=== What you are asked to do ===
Identify all lines in the listing that include the word "上证指数", and copy them out.

=== Dataset excerpt ===
════════════════════
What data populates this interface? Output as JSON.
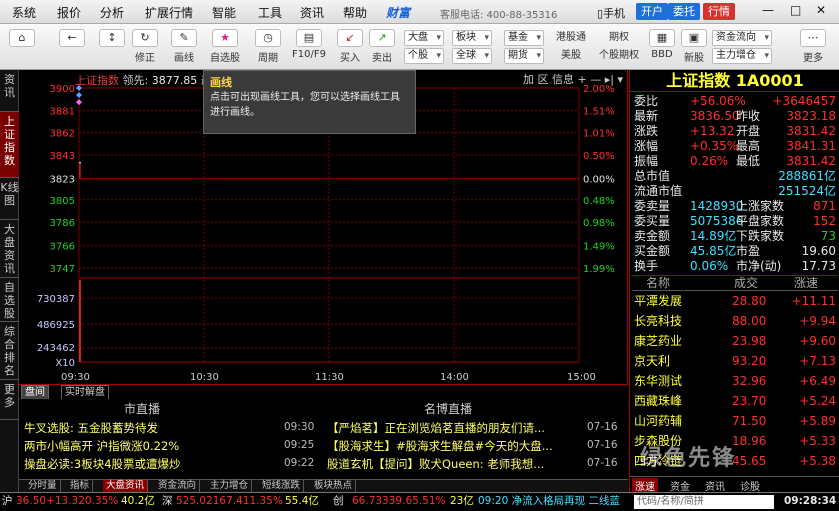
{
  "menubar": {
    "items": [
      "系统",
      "报价",
      "分析",
      "扩展行情",
      "智能",
      "工具",
      "资讯",
      "帮助"
    ],
    "brand": "财富",
    "hotline": "客服电话: 400-88-35316",
    "mobile": "手机",
    "btn_open": "开户",
    "btn_entrust": "委托",
    "btn_quote": "行情",
    "win_min": "—",
    "win_max": "□",
    "win_close": "✕"
  },
  "toolbar": {
    "home": "⌂",
    "back": "←",
    "updown": "↕",
    "refresh": "↻",
    "edit_label": "修正",
    "draw_label": "画线",
    "fav_label": "自选股",
    "period_label": "周期",
    "f10_label": "F10/F9",
    "buy_label": "买入",
    "sell_label": "卖出",
    "dd_market": "大盘",
    "dd_single": "个股",
    "dd_sector": "板块",
    "dd_global": "全球",
    "dd_fund": "基金",
    "dd_futures": "期货",
    "hk_label": "港股通",
    "us_label": "美股",
    "options_top": "期权",
    "options_label": "个股期权",
    "bbd_label": "BBD",
    "ipo_label": "新股",
    "dd_flow": "资金流向",
    "dd_main": "主力增仓",
    "more_label": "更多"
  },
  "lefttabs": [
    "资讯",
    "上证指数",
    "K线图",
    "大盘资讯",
    "自选股",
    "综合排名",
    "更多"
  ],
  "chart": {
    "index_name": "上证指数",
    "lead_label": "领先:",
    "lead_value": "3877.85",
    "lead_suffix": "最",
    "tools": [
      "加",
      "区",
      "信息",
      "+",
      "—",
      "▸|",
      "▾"
    ],
    "time_labels": [
      "09:30",
      "10:30",
      "11:30",
      "14:00",
      "15:00"
    ],
    "volume_labels": [
      "730387",
      "486925",
      "243462",
      "X10"
    ]
  },
  "chart_data": {
    "type": "line",
    "title": "上证指数",
    "y_ticks": [
      3900,
      3881,
      3862,
      3843,
      3823,
      3805,
      3786,
      3766,
      3747
    ],
    "y_pct_ticks": [
      "2.00%",
      "1.51%",
      "1.01%",
      "0.50%",
      "0.00%",
      "0.48%",
      "0.98%",
      "1.49%",
      "1.99%"
    ],
    "ylim": [
      3747,
      3900
    ],
    "x_ticks": [
      "09:30",
      "10:30",
      "11:30",
      "14:00",
      "15:00"
    ],
    "series": [
      {
        "values": [
          3836.5,
          3836.5
        ]
      }
    ],
    "markers": [
      3900,
      3894,
      3888
    ]
  },
  "tooltip": {
    "title": "画线",
    "text": "点击可出现画线工具，您可以选择画线工具进行画线。"
  },
  "newstabs": [
    "盘间",
    "实时解盘"
  ],
  "news": {
    "left_header": "市直播",
    "right_header": "名博直播",
    "rows": [
      {
        "left": "牛叉选股: 五金股蓄势待发",
        "ltime": "09:30",
        "right": "【严焰茗】正在浏览焰茗直播的朋友们请...",
        "rdate": "07-16"
      },
      {
        "left": "两市小幅高开 沪指微涨0.22%",
        "ltime": "09:25",
        "right": "【股海求生】#股海求生解盘#今天的大盘...",
        "rdate": "07-16"
      },
      {
        "left": "操盘必读:3板块4股票或遭爆炒",
        "ltime": "09:22",
        "right": "股道玄机【提问】败犬Queen: 老师我想...",
        "rdate": "07-16"
      }
    ]
  },
  "bottomtabs": [
    "分时量",
    "指标",
    "大盘资讯",
    "资金流向",
    "主力增仓",
    "短线涨跌",
    "板块热点"
  ],
  "statusbar": {
    "sh": "沪",
    "sh_val": "36.50+13.320.35%",
    "sh_amt": "40.2亿",
    "sz": "深",
    "sz_val": "525.02167.411.35%",
    "sz_amt": "55.4亿",
    "cy": "创",
    "cy_val": "66.73339.65.51%",
    "cy_amt": "23亿",
    "ticker": "09:20 净流入格局再现 二线蓝",
    "search": "代码/名称/简拼",
    "clock": "09:28:34"
  },
  "rightpanel": {
    "title": "上证指数 1A0001",
    "quotes": [
      {
        "l1": "委比",
        "v1": "+56.06%",
        "v2": "+3646457"
      },
      {
        "l1": "最新",
        "v1": "3836.50",
        "l2": "昨收",
        "v2": "3823.18"
      },
      {
        "l1": "涨跌",
        "v1": "+13.32",
        "l2": "开盘",
        "v2": "3831.42"
      },
      {
        "l1": "涨幅",
        "v1": "+0.35%",
        "l2": "最高",
        "v2": "3841.31"
      },
      {
        "l1": "振幅",
        "v1": "0.26%",
        "l2": "最低",
        "v2": "3831.42"
      },
      {
        "l1": "总市值",
        "v2": "288861亿"
      },
      {
        "l1": "流通市值",
        "v2": "251524亿"
      },
      {
        "l1": "委卖量",
        "v1": "1428930",
        "l2": "上涨家数",
        "v2": "871"
      },
      {
        "l1": "委买量",
        "v1": "5075386",
        "l2": "平盘家数",
        "v2": "152"
      },
      {
        "l1": "卖金额",
        "v1": "14.89亿",
        "l2": "下跌家数",
        "v2": "73"
      },
      {
        "l1": "买金额",
        "v1": "45.85亿",
        "l2": "市盈",
        "v2": "19.60"
      },
      {
        "l1": "换手",
        "v1": "0.06%",
        "l2": "市净(动)",
        "v2": "17.73"
      }
    ],
    "list_headers": [
      "名称",
      "成交",
      "涨速"
    ],
    "list": [
      {
        "name": "平潭发展",
        "price": "28.80",
        "chg": "+11.11"
      },
      {
        "name": "长亮科技",
        "price": "88.00",
        "chg": "+9.94"
      },
      {
        "name": "康芝药业",
        "price": "23.98",
        "chg": "+9.60"
      },
      {
        "name": "京天利",
        "price": "93.20",
        "chg": "+7.13"
      },
      {
        "name": "东华测试",
        "price": "32.96",
        "chg": "+6.49"
      },
      {
        "name": "西藏珠峰",
        "price": "23.70",
        "chg": "+5.24"
      },
      {
        "name": "山河药辅",
        "price": "71.50",
        "chg": "+5.89"
      },
      {
        "name": "步森股份",
        "price": "18.96",
        "chg": "+5.33"
      },
      {
        "name": "四方冷链",
        "price": "45.65",
        "chg": "+5.38"
      }
    ],
    "bottom_tabs": [
      "涨速",
      "资金",
      "资讯",
      "诊股"
    ]
  },
  "watermark": "绿色先锋",
  "colors": {
    "up": "#ff3030",
    "down": "#20d020",
    "accent": "#ffff40"
  }
}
════════════════════
=== Completed exercise ===
    "上证指数",
    "index_name": "上证指数",
    "title": "上证指数",
    "title": "上证指数 1A0001",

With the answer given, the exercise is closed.